* BEGIN Recorded information *

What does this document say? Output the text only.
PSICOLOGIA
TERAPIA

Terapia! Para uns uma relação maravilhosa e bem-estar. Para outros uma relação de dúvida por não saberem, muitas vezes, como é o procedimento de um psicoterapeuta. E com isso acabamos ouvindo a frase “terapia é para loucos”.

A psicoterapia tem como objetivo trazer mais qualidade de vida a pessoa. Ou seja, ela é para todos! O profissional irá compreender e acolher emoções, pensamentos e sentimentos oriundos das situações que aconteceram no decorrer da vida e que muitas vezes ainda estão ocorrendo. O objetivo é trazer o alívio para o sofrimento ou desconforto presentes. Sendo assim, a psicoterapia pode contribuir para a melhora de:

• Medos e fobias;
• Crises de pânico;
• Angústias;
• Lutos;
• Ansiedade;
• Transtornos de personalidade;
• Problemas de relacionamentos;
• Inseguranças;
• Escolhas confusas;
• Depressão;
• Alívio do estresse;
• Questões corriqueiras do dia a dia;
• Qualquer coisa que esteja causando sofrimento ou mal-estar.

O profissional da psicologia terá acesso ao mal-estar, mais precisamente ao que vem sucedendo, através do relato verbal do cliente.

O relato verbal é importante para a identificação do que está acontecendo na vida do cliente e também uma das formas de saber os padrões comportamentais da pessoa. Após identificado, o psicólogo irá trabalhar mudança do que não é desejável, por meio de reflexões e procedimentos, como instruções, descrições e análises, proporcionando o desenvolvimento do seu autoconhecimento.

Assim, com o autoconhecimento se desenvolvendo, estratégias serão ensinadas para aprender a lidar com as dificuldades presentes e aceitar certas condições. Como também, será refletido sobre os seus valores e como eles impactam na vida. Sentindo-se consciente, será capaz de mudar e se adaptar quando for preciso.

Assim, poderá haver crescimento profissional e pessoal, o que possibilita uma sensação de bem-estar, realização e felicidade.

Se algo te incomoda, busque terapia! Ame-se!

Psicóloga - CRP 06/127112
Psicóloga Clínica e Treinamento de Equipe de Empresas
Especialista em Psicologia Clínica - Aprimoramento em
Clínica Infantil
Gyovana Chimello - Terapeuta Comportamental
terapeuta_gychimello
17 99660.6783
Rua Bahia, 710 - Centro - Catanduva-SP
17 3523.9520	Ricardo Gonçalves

* END Recorded information *

**Your task:** Wherever the word "relato" occurs in a line of the listing, copy that line.

**Answer for this exercise:**
O profissional da psicologia terá acesso ao mal-estar, mais precisamente ao que vem sucedendo, através do relato verbal do cliente.
O relato verbal é importante para a identificação do que está acontecendo na vida do cliente e também uma das formas de saber os padrões comportamentais da pessoa. Após identificado, o psicólogo irá trabalhar mudança do que não é desejável, por meio de reflexões e procedimentos, como instruções, descrições e análises, proporcionando o desenvolvimento do seu autoconhecimento.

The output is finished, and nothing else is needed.